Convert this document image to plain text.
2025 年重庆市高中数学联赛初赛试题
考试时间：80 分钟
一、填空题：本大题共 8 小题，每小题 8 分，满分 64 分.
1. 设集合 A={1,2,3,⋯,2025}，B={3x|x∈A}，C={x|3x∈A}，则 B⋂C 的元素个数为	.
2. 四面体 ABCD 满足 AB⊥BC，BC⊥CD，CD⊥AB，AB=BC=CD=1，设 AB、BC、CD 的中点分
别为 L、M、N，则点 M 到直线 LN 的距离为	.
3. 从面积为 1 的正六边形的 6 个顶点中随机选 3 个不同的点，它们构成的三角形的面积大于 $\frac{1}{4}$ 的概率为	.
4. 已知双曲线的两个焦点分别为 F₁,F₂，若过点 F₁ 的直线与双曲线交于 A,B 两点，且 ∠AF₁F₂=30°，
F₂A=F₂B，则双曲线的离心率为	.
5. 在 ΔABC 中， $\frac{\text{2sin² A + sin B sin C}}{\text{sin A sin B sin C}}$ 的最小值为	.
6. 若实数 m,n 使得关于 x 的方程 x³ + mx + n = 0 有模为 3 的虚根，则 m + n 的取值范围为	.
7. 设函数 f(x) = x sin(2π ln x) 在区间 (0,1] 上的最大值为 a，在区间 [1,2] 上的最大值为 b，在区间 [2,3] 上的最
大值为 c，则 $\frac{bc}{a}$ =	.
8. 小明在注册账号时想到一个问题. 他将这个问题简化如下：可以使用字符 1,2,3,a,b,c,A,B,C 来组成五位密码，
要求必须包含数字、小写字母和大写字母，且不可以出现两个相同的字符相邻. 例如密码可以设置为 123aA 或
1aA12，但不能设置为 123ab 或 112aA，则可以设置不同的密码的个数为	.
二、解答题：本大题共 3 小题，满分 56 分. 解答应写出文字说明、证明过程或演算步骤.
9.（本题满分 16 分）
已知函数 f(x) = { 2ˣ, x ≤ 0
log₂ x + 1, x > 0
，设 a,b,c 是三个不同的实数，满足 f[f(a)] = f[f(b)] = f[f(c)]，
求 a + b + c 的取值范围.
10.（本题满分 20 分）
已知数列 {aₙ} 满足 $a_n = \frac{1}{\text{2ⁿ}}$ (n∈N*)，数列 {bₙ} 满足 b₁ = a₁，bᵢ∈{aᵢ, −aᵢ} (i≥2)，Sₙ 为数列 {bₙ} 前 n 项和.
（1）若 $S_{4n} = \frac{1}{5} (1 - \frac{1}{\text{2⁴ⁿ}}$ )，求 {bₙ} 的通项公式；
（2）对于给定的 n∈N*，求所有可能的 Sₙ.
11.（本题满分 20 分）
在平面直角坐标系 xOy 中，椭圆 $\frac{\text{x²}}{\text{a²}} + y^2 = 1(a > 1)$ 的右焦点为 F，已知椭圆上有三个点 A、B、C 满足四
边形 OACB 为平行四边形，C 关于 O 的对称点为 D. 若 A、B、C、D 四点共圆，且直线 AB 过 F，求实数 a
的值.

_Task goal:_ Each entry above is to be set down again in exactly the same words.

_Exercise solution:_
Convert this document image to plain text.
2025 年重庆市高中数学联赛初赛试题
考试时间：80 分钟
一、填空题：本大题共 8 小题，每小题 8 分，满分 64 分.
1. 设集合 A={1,2,3,⋯,2025}，B={3x|x∈A}，C={x|3x∈A}，则 B⋂C 的元素个数为	.
2. 四面体 ABCD 满足 AB⊥BC，BC⊥CD，CD⊥AB，AB=BC=CD=1，设 AB、BC、CD 的中点分
别为 L、M、N，则点 M 到直线 LN 的距离为	.
3. 从面积为 1 的正六边形的 6 个顶点中随机选 3 个不同的点，它们构成的三角形的面积大于 $\frac{1}{4}$ 的概率为	.
4. 已知双曲线的两个焦点分别为 F₁,F₂，若过点 F₁ 的直线与双曲线交于 A,B 两点，且 ∠AF₁F₂=30°，
F₂A=F₂B，则双曲线的离心率为	.
5. 在 ΔABC 中， $\frac{\text{2sin² A + sin B sin C}}{\text{sin A sin B sin C}}$ 的最小值为	.
6. 若实数 m,n 使得关于 x 的方程 x³ + mx + n = 0 有模为 3 的虚根，则 m + n 的取值范围为	.
7. 设函数 f(x) = x sin(2π ln x) 在区间 (0,1] 上的最大值为 a，在区间 [1,2] 上的最大值为 b，在区间 [2,3] 上的最
大值为 c，则 $\frac{bc}{a}$ =	.
8. 小明在注册账号时想到一个问题. 他将这个问题简化如下：可以使用字符 1,2,3,a,b,c,A,B,C 来组成五位密码，
要求必须包含数字、小写字母和大写字母，且不可以出现两个相同的字符相邻. 例如密码可以设置为 123aA 或
1aA12，但不能设置为 123ab 或 112aA，则可以设置不同的密码的个数为	.
二、解答题：本大题共 3 小题，满分 56 分. 解答应写出文字说明、证明过程或演算步骤.
9.（本题满分 16 分）
已知函数 f(x) = { 2ˣ, x ≤ 0
log₂ x + 1, x > 0
，设 a,b,c 是三个不同的实数，满足 f[f(a)] = f[f(b)] = f[f(c)]，
求 a + b + c 的取值范围.
10.（本题满分 20 分）
已知数列 {aₙ} 满足 $a_n = \frac{1}{\text{2ⁿ}}$ (n∈N*)，数列 {bₙ} 满足 b₁ = a₁，bᵢ∈{aᵢ, −aᵢ} (i≥2)，Sₙ 为数列 {bₙ} 前 n 项和.
（1）若 $S_{4n} = \frac{1}{5} (1 - \frac{1}{\text{2⁴ⁿ}}$ )，求 {bₙ} 的通项公式；
（2）对于给定的 n∈N*，求所有可能的 Sₙ.
11.（本题满分 20 分）
在平面直角坐标系 xOy 中，椭圆 $\frac{\text{x²}}{\text{a²}} + y^2 = 1(a > 1)$ 的右焦点为 F，已知椭圆上有三个点 A、B、C 满足四
边形 OACB 为平行四边形，C 关于 O 的对称点为 D. 若 A、B、C、D 四点共圆，且直线 AB 过 F，求实数 a
的值.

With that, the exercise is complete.